[Stored records]
=======
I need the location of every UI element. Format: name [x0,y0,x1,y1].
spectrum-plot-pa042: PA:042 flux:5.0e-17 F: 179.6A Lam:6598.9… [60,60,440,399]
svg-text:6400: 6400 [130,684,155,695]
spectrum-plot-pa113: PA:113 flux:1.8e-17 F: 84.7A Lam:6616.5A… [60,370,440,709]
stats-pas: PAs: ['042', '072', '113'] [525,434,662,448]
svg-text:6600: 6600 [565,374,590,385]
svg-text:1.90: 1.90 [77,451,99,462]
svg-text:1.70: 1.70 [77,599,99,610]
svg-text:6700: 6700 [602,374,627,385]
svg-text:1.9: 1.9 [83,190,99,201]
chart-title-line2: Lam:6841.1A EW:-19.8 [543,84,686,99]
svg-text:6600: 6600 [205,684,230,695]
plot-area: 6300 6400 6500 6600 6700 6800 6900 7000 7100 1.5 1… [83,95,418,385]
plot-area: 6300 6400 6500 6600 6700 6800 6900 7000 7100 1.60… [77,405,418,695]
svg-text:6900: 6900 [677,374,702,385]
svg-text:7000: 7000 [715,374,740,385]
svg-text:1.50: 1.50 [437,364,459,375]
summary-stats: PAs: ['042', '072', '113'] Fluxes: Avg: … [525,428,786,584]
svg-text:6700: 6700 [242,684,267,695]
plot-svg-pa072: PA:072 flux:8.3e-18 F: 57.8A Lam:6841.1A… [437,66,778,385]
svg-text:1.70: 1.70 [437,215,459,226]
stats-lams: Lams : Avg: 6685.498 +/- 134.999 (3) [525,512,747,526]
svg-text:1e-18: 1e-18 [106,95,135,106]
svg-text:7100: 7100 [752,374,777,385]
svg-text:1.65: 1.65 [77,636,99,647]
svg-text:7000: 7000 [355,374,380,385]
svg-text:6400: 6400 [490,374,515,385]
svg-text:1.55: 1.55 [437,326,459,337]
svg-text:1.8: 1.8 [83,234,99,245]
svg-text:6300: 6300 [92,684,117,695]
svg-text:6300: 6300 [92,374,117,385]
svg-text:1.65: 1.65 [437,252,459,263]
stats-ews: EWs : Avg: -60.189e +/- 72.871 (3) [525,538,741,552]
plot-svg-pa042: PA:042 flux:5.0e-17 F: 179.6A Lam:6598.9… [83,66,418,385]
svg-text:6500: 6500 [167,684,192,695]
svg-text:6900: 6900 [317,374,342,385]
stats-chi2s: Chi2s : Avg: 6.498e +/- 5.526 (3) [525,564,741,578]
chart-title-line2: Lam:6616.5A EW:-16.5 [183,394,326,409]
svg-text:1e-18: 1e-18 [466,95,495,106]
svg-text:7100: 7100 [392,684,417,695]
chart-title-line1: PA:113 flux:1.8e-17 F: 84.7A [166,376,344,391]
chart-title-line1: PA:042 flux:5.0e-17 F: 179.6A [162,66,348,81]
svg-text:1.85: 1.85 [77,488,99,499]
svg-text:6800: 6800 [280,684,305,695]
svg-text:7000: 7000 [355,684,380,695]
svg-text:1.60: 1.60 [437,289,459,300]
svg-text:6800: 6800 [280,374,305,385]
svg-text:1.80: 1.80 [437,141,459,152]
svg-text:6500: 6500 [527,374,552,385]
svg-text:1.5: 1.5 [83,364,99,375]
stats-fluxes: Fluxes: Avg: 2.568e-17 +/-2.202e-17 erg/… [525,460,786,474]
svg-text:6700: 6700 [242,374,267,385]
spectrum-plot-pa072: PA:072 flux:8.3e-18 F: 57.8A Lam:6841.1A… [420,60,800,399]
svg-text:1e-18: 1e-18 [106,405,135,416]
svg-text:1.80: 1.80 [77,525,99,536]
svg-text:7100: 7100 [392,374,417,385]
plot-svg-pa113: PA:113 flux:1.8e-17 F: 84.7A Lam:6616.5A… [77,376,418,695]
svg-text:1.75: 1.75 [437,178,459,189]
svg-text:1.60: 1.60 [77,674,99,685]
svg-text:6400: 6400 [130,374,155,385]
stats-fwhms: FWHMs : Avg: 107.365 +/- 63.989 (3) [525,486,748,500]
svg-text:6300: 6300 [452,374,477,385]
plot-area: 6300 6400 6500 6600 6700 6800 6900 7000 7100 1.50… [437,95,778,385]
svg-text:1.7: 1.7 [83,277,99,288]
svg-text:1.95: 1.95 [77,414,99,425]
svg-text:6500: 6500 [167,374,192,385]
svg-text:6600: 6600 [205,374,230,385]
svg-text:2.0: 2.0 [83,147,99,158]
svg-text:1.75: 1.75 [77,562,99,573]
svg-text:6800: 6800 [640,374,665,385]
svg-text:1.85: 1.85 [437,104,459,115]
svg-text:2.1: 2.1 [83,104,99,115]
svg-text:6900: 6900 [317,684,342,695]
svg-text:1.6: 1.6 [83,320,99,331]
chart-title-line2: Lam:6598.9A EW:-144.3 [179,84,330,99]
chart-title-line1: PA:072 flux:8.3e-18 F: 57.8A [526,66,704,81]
=======
◆ **Goal**
Replace every "svg-text" in the listing above with "tick-label", leaving all other text unchanged.

◆ **Task response**
I need the location of every UI element. Format: name [x0,y0,x1,y1].
spectrum-plot-pa042: PA:042 flux:5.0e-17 F: 179.6A Lam:6598.9… [60,60,440,399]
tick-label:6400: 6400 [130,684,155,695]
spectrum-plot-pa113: PA:113 flux:1.8e-17 F: 84.7A Lam:6616.5A… [60,370,440,709]
stats-pas: PAs: ['042', '072', '113'] [525,434,662,448]
tick-label:6600: 6600 [565,374,590,385]
tick-label:1.90: 1.90 [77,451,99,462]
tick-label:1.70: 1.70 [77,599,99,610]
tick-label:6700: 6700 [602,374,627,385]
tick-label:1.9: 1.9 [83,190,99,201]
chart-title-line2: Lam:6841.1A EW:-19.8 [543,84,686,99]
tick-label:6600: 6600 [205,684,230,695]
plot-area: 6300 6400 6500 6600 6700 6800 6900 7000 7100 1.5 1… [83,95,418,385]
plot-area: 6300 6400 6500 6600 6700 6800 6900 7000 7100 1.60… [77,405,418,695]
tick-label:6900: 6900 [677,374,702,385]
tick-label:7000: 7000 [715,374,740,385]
tick-label:1.50: 1.50 [437,364,459,375]
summary-stats: PAs: ['042', '072', '113'] Fluxes: Avg: … [525,428,786,584]
tick-label:6700: 6700 [242,684,267,695]
plot-svg-pa072: PA:072 flux:8.3e-18 F: 57.8A Lam:6841.1A… [437,66,778,385]
tick-label:1.70: 1.70 [437,215,459,226]
stats-lams: Lams : Avg: 6685.498 +/- 134.999 (3) [525,512,747,526]
tick-label:1e-18: 1e-18 [106,95,135,106]
tick-label:7100: 7100 [752,374,777,385]
tick-label:1.65: 1.65 [77,636,99,647]
tick-label:7000: 7000 [355,374,380,385]
tick-label:6400: 6400 [490,374,515,385]
tick-label:1.55: 1.55 [437,326,459,337]
tick-label:1.8: 1.8 [83,234,99,245]
tick-label:6300: 6300 [92,684,117,695]
tick-label:6300: 6300 [92,374,117,385]
tick-label:1.65: 1.65 [437,252,459,263]
stats-ews: EWs : Avg: -60.189e +/- 72.871 (3) [525,538,741,552]
plot-svg-pa042: PA:042 flux:5.0e-17 F: 179.6A Lam:6598.9… [83,66,418,385]
tick-label:6500: 6500 [167,684,192,695]
tick-label:6900: 6900 [317,374,342,385]
stats-chi2s: Chi2s : Avg: 6.498e +/- 5.526 (3) [525,564,741,578]
chart-title-line2: Lam:6616.5A EW:-16.5 [183,394,326,409]
tick-label:1e-18: 1e-18 [466,95,495,106]
tick-label:7100: 7100 [392,684,417,695]
chart-title-line1: PA:113 flux:1.8e-17 F: 84.7A [166,376,344,391]
chart-title-line1: PA:042 flux:5.0e-17 F: 179.6A [162,66,348,81]
tick-label:1.85: 1.85 [77,488,99,499]
tick-label:6800: 6800 [280,684,305,695]
tick-label:7000: 7000 [355,684,380,695]
tick-label:1.60: 1.60 [437,289,459,300]
tick-label:6800: 6800 [280,374,305,385]
tick-label:1.80: 1.80 [437,141,459,152]
tick-label:6500: 6500 [527,374,552,385]
tick-label:1.5: 1.5 [83,364,99,375]
stats-fluxes: Fluxes: Avg: 2.568e-17 +/-2.202e-17 erg/… [525,460,786,474]
tick-label:6700: 6700 [242,374,267,385]
spectrum-plot-pa072: PA:072 flux:8.3e-18 F: 57.8A Lam:6841.1A… [420,60,800,399]
tick-label:1e-18: 1e-18 [106,405,135,416]
tick-label:1.80: 1.80 [77,525,99,536]
tick-label:7100: 7100 [392,374,417,385]
plot-svg-pa113: PA:113 flux:1.8e-17 F: 84.7A Lam:6616.5A… [77,376,418,695]
tick-label:1.75: 1.75 [437,178,459,189]
tick-label:1.60: 1.60 [77,674,99,685]
tick-label:6400: 6400 [130,374,155,385]
stats-fwhms: FWHMs : Avg: 107.365 +/- 63.989 (3) [525,486,748,500]
tick-label:6300: 6300 [452,374,477,385]
plot-area: 6300 6400 6500 6600 6700 6800 6900 7000 7100 1.50… [437,95,778,385]
tick-label:1.7: 1.7 [83,277,99,288]
tick-label:1.95: 1.95 [77,414,99,425]
tick-label:6500: 6500 [167,374,192,385]
tick-label:6600: 6600 [205,374,230,385]
tick-label:2.0: 2.0 [83,147,99,158]
tick-label:1.75: 1.75 [77,562,99,573]
tick-label:6800: 6800 [640,374,665,385]
tick-label:1.85: 1.85 [437,104,459,115]
tick-label:2.1: 2.1 [83,104,99,115]
tick-label:6900: 6900 [317,684,342,695]
tick-label:1.6: 1.6 [83,320,99,331]
chart-title-line2: Lam:6598.9A EW:-144.3 [179,84,330,99]
chart-title-line1: PA:072 flux:8.3e-18 F: 57.8A [526,66,704,81]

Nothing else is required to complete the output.